_JOB_.
Set down the line that contains "Parse this screenshot: output" and every line after it to the end of the entries, exactly as they stand and nothing more.

_RECORDS TO USE_.
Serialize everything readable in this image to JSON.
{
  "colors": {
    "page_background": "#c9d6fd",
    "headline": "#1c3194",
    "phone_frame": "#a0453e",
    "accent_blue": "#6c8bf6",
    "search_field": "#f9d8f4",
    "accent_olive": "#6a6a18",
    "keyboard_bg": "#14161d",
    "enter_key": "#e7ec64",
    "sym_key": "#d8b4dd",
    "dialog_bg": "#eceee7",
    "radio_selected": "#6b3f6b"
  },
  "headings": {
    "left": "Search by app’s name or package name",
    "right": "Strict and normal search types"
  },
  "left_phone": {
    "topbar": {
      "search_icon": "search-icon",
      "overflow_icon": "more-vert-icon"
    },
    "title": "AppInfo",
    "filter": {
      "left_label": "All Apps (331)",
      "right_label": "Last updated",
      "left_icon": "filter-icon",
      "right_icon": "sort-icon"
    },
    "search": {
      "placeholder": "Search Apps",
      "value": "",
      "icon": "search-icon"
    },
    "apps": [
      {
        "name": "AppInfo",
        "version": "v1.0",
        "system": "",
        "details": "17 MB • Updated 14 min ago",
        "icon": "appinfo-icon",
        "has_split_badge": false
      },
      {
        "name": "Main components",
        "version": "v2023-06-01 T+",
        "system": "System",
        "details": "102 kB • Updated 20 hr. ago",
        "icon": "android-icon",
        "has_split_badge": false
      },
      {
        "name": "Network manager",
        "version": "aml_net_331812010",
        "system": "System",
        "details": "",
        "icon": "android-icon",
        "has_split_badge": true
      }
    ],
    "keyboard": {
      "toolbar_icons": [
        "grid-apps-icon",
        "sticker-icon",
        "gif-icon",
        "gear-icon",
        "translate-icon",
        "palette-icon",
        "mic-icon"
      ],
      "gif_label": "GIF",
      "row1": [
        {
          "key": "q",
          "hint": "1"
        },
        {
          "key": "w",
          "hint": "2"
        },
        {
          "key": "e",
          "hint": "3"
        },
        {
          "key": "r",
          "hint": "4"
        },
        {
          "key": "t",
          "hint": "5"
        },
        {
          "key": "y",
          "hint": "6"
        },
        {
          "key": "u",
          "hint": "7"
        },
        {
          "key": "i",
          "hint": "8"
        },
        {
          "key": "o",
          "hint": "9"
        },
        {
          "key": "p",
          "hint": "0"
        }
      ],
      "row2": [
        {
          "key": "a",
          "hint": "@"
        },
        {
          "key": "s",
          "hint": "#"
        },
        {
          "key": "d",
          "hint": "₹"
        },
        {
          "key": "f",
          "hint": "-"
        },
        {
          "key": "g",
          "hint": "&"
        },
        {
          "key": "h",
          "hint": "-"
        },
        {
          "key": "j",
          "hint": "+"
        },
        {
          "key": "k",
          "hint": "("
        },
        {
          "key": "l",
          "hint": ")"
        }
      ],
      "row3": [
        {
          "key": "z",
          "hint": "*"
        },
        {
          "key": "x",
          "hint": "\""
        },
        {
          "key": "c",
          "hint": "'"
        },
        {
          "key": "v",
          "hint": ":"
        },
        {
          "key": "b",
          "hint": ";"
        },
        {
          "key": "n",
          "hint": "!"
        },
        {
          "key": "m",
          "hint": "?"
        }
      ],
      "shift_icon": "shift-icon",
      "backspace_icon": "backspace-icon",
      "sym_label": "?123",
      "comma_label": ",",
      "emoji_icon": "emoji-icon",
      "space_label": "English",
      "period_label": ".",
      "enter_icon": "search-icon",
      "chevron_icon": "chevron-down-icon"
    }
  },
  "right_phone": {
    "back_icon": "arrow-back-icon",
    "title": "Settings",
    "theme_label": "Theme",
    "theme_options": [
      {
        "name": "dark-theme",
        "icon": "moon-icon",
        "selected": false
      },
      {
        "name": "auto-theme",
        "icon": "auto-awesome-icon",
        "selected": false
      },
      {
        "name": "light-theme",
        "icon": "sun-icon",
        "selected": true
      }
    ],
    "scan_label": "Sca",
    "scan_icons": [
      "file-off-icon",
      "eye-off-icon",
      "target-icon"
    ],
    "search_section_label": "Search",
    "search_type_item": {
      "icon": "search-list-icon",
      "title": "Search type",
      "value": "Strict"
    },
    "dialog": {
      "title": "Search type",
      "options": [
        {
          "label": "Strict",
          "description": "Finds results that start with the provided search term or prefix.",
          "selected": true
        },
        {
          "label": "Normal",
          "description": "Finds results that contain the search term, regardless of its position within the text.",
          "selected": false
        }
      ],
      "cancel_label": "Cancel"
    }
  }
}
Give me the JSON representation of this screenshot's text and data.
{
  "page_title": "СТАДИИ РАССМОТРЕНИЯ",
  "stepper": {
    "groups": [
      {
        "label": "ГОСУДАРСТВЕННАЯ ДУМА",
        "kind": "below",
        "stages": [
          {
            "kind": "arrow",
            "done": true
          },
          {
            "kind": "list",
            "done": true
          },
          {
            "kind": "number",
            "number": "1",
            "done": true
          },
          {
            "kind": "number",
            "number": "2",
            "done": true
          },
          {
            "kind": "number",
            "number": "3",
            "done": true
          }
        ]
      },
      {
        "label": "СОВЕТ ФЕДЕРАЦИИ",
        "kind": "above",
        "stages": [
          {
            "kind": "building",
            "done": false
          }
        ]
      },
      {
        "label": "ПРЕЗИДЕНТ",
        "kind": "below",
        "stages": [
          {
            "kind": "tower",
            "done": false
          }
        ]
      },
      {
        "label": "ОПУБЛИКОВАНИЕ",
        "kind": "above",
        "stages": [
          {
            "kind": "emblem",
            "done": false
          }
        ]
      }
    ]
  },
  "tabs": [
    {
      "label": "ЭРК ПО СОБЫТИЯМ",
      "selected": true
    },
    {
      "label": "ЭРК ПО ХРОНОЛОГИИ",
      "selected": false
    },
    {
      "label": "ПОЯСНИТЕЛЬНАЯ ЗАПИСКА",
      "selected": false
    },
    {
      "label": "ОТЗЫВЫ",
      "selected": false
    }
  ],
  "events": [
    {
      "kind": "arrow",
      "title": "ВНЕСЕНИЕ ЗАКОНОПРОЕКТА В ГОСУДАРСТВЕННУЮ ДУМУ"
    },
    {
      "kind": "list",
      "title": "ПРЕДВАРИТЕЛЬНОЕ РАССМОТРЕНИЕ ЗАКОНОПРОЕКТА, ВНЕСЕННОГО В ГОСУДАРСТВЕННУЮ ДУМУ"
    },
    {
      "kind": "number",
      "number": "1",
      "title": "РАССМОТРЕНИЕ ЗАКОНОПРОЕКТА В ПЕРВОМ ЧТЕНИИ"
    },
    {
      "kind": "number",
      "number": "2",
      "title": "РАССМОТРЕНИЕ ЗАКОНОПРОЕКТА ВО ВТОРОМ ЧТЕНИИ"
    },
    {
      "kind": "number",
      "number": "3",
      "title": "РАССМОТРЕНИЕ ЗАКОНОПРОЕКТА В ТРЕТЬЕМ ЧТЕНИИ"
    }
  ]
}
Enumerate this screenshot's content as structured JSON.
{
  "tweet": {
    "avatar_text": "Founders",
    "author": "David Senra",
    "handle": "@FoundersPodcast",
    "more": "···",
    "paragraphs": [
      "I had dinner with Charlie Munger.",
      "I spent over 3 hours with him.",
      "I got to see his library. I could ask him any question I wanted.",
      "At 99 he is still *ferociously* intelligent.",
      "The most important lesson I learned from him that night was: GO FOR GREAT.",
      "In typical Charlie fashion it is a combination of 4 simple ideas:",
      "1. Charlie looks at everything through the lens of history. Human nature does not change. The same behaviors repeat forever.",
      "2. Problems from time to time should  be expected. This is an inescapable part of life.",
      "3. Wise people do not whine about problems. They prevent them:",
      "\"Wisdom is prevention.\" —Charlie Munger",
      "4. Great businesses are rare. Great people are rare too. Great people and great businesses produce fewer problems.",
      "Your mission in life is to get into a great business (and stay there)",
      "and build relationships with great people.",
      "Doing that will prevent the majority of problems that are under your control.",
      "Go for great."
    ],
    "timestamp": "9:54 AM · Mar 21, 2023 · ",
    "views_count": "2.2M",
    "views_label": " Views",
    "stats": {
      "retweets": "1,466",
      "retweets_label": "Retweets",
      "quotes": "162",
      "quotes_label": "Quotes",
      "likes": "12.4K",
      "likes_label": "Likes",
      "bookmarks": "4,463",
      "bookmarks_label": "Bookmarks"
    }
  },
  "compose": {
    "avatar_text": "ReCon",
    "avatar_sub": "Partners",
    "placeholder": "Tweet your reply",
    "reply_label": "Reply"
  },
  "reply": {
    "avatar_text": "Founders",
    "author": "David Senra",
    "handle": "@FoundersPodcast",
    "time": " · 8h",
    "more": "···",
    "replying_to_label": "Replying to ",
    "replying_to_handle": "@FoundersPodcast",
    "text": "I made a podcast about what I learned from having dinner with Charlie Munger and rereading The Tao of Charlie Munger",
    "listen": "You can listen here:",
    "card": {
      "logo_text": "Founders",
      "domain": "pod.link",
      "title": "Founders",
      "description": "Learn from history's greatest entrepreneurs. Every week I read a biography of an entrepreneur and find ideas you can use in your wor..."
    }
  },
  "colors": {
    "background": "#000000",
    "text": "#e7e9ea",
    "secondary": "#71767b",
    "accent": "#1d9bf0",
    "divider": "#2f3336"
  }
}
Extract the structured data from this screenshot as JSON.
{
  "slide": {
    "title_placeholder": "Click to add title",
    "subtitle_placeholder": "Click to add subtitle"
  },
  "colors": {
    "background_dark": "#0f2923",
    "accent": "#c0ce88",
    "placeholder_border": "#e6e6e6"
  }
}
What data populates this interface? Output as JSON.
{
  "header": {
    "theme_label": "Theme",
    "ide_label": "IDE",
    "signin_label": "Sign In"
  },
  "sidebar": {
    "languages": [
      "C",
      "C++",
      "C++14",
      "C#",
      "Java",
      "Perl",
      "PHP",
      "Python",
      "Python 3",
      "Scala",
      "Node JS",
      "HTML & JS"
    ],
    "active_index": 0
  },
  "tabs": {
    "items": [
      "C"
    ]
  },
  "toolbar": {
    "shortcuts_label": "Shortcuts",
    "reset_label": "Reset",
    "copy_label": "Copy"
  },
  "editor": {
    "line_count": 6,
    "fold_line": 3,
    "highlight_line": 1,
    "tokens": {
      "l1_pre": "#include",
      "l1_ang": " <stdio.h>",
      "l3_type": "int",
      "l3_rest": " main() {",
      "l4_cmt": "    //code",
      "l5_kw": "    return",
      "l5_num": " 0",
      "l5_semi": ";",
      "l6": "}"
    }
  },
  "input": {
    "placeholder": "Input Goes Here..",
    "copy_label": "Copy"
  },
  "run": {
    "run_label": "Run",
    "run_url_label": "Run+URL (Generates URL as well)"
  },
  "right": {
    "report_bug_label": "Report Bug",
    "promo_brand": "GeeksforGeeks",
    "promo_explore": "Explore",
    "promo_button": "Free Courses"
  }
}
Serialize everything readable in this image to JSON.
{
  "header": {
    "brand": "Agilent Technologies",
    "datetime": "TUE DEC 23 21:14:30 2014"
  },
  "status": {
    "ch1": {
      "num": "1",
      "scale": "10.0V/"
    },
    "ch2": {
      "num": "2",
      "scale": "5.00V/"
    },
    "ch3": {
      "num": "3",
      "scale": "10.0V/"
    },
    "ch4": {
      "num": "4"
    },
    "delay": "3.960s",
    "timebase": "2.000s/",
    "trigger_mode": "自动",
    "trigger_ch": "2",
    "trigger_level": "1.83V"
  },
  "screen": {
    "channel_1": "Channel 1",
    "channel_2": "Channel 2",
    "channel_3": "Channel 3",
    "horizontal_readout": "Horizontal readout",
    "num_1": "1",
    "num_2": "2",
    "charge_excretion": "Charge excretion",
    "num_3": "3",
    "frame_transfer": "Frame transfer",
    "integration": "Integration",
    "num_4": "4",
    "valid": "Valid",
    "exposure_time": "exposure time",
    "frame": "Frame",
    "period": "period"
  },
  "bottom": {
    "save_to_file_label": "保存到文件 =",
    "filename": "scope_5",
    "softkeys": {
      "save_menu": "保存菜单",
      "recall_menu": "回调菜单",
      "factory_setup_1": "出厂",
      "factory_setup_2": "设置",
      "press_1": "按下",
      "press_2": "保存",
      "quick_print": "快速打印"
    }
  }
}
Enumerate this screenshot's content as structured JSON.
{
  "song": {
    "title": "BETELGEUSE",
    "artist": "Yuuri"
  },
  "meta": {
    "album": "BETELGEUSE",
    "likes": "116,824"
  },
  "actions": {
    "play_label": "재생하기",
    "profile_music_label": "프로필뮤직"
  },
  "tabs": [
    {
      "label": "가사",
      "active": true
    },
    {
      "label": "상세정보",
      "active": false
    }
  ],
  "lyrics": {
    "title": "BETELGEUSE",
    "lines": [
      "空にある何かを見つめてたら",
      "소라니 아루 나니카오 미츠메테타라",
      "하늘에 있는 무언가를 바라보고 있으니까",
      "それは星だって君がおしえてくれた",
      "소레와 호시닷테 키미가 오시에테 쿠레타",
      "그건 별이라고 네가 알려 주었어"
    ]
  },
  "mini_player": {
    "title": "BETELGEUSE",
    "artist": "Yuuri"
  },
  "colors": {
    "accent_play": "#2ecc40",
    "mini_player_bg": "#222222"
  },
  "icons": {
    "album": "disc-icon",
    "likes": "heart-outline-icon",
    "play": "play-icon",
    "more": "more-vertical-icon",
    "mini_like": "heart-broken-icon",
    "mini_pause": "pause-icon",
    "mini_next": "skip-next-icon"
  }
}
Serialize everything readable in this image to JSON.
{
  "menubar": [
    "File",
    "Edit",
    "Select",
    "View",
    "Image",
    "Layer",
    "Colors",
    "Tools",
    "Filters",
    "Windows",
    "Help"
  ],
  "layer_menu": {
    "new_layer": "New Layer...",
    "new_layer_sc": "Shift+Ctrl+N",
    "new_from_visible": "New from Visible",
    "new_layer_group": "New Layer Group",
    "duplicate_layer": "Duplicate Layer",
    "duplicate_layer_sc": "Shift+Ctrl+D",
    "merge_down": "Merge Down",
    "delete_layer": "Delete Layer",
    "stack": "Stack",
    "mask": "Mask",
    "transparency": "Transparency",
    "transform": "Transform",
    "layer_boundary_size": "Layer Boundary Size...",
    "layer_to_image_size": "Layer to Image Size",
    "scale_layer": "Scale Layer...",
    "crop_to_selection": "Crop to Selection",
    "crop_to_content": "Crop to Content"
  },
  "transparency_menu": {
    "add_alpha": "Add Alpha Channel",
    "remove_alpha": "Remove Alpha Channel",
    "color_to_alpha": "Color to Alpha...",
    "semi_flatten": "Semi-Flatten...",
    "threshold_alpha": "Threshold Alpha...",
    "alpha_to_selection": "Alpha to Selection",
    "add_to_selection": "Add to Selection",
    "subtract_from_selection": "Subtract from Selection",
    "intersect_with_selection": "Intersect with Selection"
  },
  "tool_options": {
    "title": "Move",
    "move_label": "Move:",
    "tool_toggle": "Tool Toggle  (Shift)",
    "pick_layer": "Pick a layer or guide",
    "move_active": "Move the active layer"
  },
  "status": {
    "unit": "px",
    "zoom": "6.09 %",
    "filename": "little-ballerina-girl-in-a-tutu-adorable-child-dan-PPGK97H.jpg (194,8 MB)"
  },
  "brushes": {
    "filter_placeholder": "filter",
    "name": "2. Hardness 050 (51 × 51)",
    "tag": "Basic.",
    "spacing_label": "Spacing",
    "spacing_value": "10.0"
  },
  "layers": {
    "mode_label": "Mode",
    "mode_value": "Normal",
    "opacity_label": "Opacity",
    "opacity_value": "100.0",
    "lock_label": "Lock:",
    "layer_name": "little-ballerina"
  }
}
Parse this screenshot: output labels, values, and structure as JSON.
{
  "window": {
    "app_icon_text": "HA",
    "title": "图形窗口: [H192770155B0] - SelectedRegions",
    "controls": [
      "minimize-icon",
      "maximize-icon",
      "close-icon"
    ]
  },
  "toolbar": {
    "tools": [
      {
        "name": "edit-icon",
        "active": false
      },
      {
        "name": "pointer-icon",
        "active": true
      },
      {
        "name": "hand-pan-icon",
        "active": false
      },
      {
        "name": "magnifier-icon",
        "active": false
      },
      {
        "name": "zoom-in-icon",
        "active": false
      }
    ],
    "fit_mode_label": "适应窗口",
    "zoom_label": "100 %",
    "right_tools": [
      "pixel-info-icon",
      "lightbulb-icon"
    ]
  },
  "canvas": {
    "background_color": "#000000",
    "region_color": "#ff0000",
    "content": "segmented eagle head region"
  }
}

_ANSWER TO THIS PROBLEM_.
Parse this screenshot: output labels, values, and structure as JSON.
{
  "window": {
    "app_icon_text": "HA",
    "title": "图形窗口: [H192770155B0] - SelectedRegions",
    "controls": [
      "minimize-icon",
      "maximize-icon",
      "close-icon"
    ]
  },
  "toolbar": {
    "tools": [
      {
        "name": "edit-icon",
        "active": false
      },
      {
        "name": "pointer-icon",
        "active": true
      },
      {
        "name": "hand-pan-icon",
        "active": false
      },
      {
        "name": "magnifier-icon",
        "active": false
      },
      {
        "name": "zoom-in-icon",
        "active": false
      }
    ],
    "fit_mode_label": "适应窗口",
    "zoom_label": "100 %",
    "right_tools": [
      "pixel-info-icon",
      "lightbulb-icon"
    ]
  },
  "canvas": {
    "background_color": "#000000",
    "region_color": "#ff0000",
    "content": "segmented eagle head region"
  }
}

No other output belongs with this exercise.